WRITTEN REQUEST
Output all entries verbatim. Skip pictures.

DATA FOR THE TASK
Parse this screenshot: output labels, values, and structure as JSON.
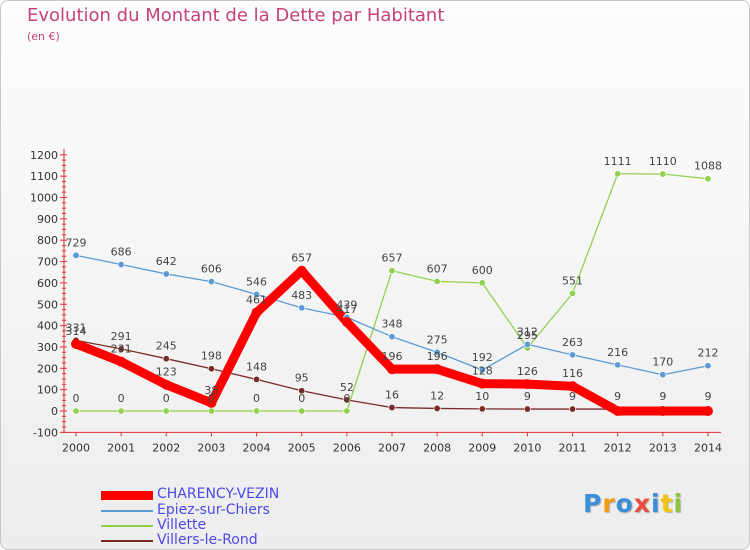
{
  "chart_data": {
    "type": "line",
    "title": "Evolution du Montant de la Dette par Habitant",
    "subtitle": "(en €)",
    "xlabel": "",
    "ylabel": "",
    "x": [
      "2000",
      "2001",
      "2002",
      "2003",
      "2004",
      "2005",
      "2006",
      "2007",
      "2008",
      "2009",
      "2010",
      "2011",
      "2012",
      "2013",
      "2014"
    ],
    "yticks": [
      "1200",
      "1100",
      "1000",
      "900",
      "800",
      "700",
      "600",
      "500",
      "400",
      "300",
      "200",
      "100",
      "0",
      "-100"
    ],
    "ylim": [
      -100,
      1200
    ],
    "grid": false,
    "legend_position": "bottom-left",
    "series": [
      {
        "name": "CHARENCY-VEZIN",
        "color": "#ff0000",
        "values": [
          314,
          231,
          123,
          38,
          461,
          657,
          417,
          196,
          196,
          128,
          126,
          116,
          0,
          0,
          0
        ]
      },
      {
        "name": "Epiez-sur-Chiers",
        "color": "#5b9bd5",
        "values": [
          729,
          686,
          642,
          606,
          546,
          483,
          439,
          348,
          275,
          192,
          312,
          263,
          216,
          170,
          212
        ]
      },
      {
        "name": "Villette",
        "color": "#92d050",
        "values": [
          0,
          0,
          0,
          0,
          0,
          0,
          0,
          657,
          607,
          600,
          295,
          551,
          1111,
          1110,
          1088
        ]
      },
      {
        "name": "Villers-le-Rond",
        "color": "#7b2a2a",
        "values": [
          331,
          291,
          245,
          198,
          148,
          95,
          52,
          16,
          12,
          10,
          9,
          9,
          9,
          9,
          9
        ]
      }
    ],
    "point_labels": [
      [
        "314",
        "231",
        "123",
        "38",
        "461",
        "657",
        "417",
        "196",
        "196",
        "128",
        "126",
        "116",
        "",
        "",
        ""
      ],
      [
        "729",
        "686",
        "642",
        "606",
        "546",
        "483",
        "439",
        "348",
        "275",
        "192",
        "312",
        "263",
        "216",
        "170",
        "212"
      ],
      [
        "0",
        "0",
        "0",
        "0",
        "0",
        "0",
        "0",
        "657",
        "607",
        "600",
        "295",
        "551",
        "1111",
        "1110",
        "1088"
      ],
      [
        "331",
        "291",
        "245",
        "198",
        "148",
        "95",
        "52",
        "16",
        "12",
        "10",
        "9",
        "9",
        "9",
        "9",
        "9"
      ]
    ]
  },
  "brand": {
    "letters": [
      "P",
      "r",
      "o",
      "x",
      "i",
      "t",
      "i"
    ],
    "colors": [
      "#3b8ed8",
      "#f39c12",
      "#3b8ed8",
      "#e74c3c",
      "#3b8ed8",
      "#f1c40f",
      "#8cc63f"
    ]
  }
}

COMPLETED TASK
Parse this screenshot: output labels, values, and structure as JSON.
{
  "chart_data": {
    "type": "line",
    "title": "Evolution du Montant de la Dette par Habitant",
    "subtitle": "(en €)",
    "xlabel": "",
    "ylabel": "",
    "x": [
      "2000",
      "2001",
      "2002",
      "2003",
      "2004",
      "2005",
      "2006",
      "2007",
      "2008",
      "2009",
      "2010",
      "2011",
      "2012",
      "2013",
      "2014"
    ],
    "yticks": [
      "1200",
      "1100",
      "1000",
      "900",
      "800",
      "700",
      "600",
      "500",
      "400",
      "300",
      "200",
      "100",
      "0",
      "-100"
    ],
    "ylim": [
      -100,
      1200
    ],
    "grid": false,
    "legend_position": "bottom-left",
    "series": [
      {
        "name": "CHARENCY-VEZIN",
        "color": "#ff0000",
        "values": [
          314,
          231,
          123,
          38,
          461,
          657,
          417,
          196,
          196,
          128,
          126,
          116,
          0,
          0,
          0
        ]
      },
      {
        "name": "Epiez-sur-Chiers",
        "color": "#5b9bd5",
        "values": [
          729,
          686,
          642,
          606,
          546,
          483,
          439,
          348,
          275,
          192,
          312,
          263,
          216,
          170,
          212
        ]
      },
      {
        "name": "Villette",
        "color": "#92d050",
        "values": [
          0,
          0,
          0,
          0,
          0,
          0,
          0,
          657,
          607,
          600,
          295,
          551,
          1111,
          1110,
          1088
        ]
      },
      {
        "name": "Villers-le-Rond",
        "color": "#7b2a2a",
        "values": [
          331,
          291,
          245,
          198,
          148,
          95,
          52,
          16,
          12,
          10,
          9,
          9,
          9,
          9,
          9
        ]
      }
    ],
    "point_labels": [
      [
        "314",
        "231",
        "123",
        "38",
        "461",
        "657",
        "417",
        "196",
        "196",
        "128",
        "126",
        "116",
        "",
        "",
        ""
      ],
      [
        "729",
        "686",
        "642",
        "606",
        "546",
        "483",
        "439",
        "348",
        "275",
        "192",
        "312",
        "263",
        "216",
        "170",
        "212"
      ],
      [
        "0",
        "0",
        "0",
        "0",
        "0",
        "0",
        "0",
        "657",
        "607",
        "600",
        "295",
        "551",
        "1111",
        "1110",
        "1088"
      ],
      [
        "331",
        "291",
        "245",
        "198",
        "148",
        "95",
        "52",
        "16",
        "12",
        "10",
        "9",
        "9",
        "9",
        "9",
        "9"
      ]
    ]
  },
  "brand": {
    "letters": [
      "P",
      "r",
      "o",
      "x",
      "i",
      "t",
      "i"
    ],
    "colors": [
      "#3b8ed8",
      "#f39c12",
      "#3b8ed8",
      "#e74c3c",
      "#3b8ed8",
      "#f1c40f",
      "#8cc63f"
    ]
  }
}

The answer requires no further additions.